§ Problem
Tally the lines that contain the string "Administration" and state that total without comment.
---------- Source records ----------
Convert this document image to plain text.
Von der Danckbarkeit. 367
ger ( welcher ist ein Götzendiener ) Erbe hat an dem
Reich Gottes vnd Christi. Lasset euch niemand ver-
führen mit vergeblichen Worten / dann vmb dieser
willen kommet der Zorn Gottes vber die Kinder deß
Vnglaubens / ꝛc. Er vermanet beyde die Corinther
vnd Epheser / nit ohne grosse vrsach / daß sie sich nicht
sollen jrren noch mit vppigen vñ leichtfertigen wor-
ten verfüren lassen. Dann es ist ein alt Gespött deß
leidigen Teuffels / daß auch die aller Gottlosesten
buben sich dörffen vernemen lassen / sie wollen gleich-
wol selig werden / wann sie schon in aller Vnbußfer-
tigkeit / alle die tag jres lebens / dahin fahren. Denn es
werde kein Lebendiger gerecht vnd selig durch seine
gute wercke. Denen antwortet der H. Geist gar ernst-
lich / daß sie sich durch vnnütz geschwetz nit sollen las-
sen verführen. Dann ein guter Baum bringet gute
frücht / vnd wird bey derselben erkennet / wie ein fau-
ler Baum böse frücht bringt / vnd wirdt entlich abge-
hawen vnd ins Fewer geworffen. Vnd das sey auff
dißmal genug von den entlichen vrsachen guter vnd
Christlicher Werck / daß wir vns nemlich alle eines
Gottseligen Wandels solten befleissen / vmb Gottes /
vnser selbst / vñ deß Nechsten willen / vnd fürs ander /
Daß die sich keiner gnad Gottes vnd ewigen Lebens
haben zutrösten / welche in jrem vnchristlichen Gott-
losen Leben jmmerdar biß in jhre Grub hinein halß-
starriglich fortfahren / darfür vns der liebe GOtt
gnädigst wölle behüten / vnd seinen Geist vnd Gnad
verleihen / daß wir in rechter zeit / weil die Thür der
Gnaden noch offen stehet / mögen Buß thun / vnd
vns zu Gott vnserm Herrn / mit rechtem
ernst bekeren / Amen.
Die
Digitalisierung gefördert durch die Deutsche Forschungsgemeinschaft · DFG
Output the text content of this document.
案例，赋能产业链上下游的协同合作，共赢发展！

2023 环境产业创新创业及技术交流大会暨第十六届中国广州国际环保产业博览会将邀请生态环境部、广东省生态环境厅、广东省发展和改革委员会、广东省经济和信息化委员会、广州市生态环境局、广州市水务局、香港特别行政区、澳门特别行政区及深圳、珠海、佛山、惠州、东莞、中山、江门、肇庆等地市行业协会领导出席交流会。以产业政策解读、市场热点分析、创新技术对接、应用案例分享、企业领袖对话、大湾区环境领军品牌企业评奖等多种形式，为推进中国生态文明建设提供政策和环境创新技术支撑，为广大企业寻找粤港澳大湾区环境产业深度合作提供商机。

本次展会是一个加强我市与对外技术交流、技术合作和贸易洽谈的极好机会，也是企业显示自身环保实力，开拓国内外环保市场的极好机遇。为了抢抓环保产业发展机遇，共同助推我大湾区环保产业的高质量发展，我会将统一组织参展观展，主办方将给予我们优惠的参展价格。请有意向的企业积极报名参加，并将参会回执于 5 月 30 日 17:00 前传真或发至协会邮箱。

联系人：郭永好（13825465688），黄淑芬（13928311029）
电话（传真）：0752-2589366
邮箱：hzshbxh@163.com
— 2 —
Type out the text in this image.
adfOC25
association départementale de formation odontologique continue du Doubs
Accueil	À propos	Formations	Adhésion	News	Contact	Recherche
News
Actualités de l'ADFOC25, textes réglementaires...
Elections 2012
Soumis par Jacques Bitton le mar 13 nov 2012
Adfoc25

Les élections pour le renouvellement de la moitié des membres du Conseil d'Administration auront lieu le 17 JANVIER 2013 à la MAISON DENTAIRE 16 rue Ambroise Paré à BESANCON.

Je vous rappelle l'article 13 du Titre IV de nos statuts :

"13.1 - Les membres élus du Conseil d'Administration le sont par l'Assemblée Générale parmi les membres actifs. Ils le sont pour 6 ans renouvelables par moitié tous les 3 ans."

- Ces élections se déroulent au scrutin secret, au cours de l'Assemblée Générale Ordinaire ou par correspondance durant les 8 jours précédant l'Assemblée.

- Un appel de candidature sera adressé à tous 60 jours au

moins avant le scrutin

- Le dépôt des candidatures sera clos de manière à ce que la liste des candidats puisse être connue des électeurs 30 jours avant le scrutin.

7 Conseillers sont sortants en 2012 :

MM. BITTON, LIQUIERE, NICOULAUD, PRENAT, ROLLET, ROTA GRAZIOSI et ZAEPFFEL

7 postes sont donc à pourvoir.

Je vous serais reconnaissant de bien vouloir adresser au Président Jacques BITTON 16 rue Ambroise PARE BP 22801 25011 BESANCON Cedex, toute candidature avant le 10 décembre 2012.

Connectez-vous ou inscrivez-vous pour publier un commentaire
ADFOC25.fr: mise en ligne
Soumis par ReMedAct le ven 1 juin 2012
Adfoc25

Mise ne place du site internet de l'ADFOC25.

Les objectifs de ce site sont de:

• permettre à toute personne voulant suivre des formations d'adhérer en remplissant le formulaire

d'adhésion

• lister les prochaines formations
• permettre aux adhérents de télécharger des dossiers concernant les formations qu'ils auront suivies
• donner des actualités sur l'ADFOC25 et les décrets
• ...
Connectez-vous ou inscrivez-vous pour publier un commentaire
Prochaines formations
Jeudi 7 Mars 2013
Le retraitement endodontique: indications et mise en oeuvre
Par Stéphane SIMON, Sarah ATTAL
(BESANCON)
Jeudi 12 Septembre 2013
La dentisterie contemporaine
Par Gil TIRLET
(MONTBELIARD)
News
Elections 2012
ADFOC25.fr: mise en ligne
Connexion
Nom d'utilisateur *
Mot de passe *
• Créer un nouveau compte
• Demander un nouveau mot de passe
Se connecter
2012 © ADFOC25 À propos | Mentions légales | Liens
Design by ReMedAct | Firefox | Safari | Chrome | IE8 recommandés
----------
---------- Source records ----------
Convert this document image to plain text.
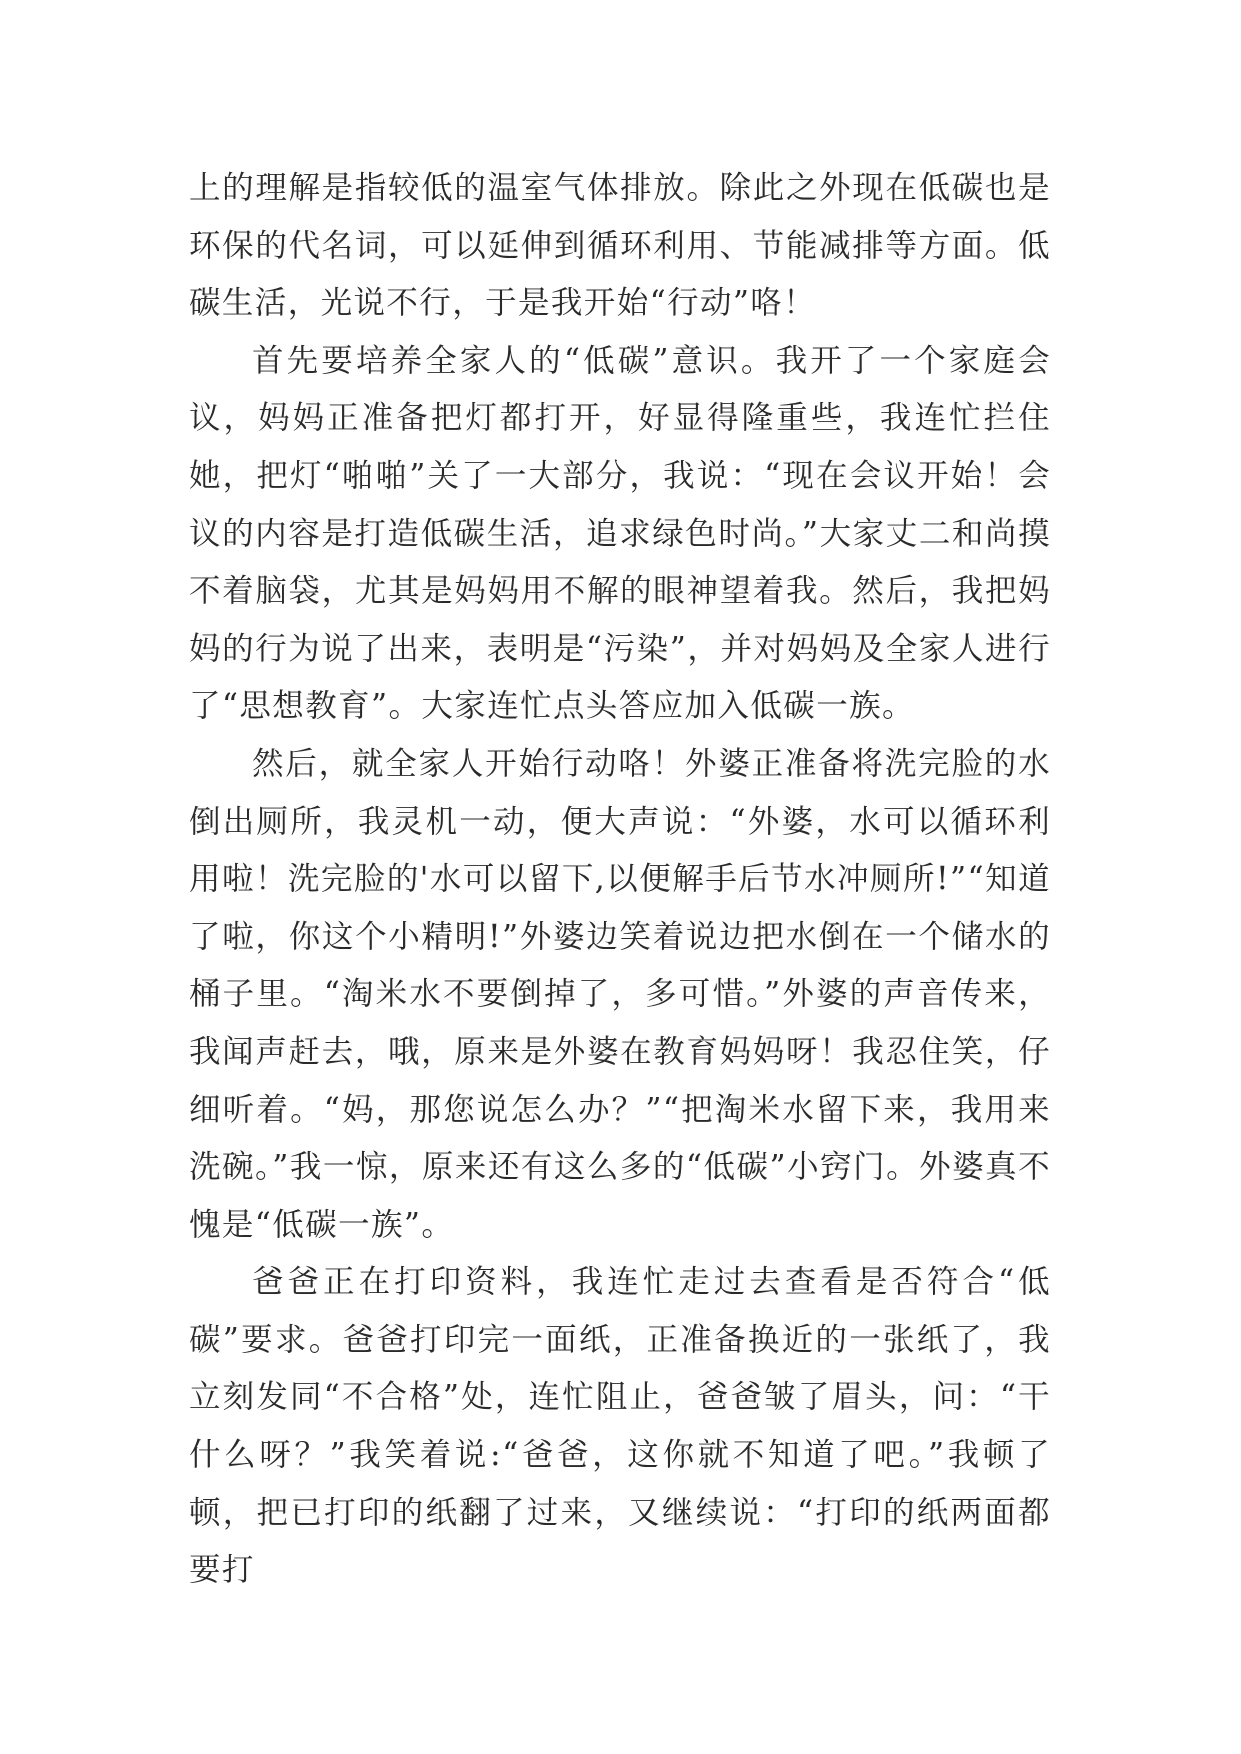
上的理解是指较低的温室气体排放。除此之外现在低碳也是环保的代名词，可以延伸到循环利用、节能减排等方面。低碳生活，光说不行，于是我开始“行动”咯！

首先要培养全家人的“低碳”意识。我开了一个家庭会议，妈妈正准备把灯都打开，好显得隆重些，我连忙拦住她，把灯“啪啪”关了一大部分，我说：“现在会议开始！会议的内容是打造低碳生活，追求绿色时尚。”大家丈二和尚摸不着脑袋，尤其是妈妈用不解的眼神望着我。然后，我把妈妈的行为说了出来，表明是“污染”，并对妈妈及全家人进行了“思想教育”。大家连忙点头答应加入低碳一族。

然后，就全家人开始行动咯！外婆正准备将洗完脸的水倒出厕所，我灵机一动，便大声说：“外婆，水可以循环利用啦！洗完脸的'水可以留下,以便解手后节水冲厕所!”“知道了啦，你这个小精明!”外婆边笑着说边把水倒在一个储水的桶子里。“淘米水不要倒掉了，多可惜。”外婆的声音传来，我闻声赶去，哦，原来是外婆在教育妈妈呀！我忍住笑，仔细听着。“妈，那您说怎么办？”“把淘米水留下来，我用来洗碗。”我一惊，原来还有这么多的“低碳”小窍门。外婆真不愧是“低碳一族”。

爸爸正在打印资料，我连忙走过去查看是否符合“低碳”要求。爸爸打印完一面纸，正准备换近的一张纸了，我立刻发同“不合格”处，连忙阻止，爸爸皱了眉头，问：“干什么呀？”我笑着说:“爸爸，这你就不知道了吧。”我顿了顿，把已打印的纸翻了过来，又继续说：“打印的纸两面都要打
----------
§ Response below
2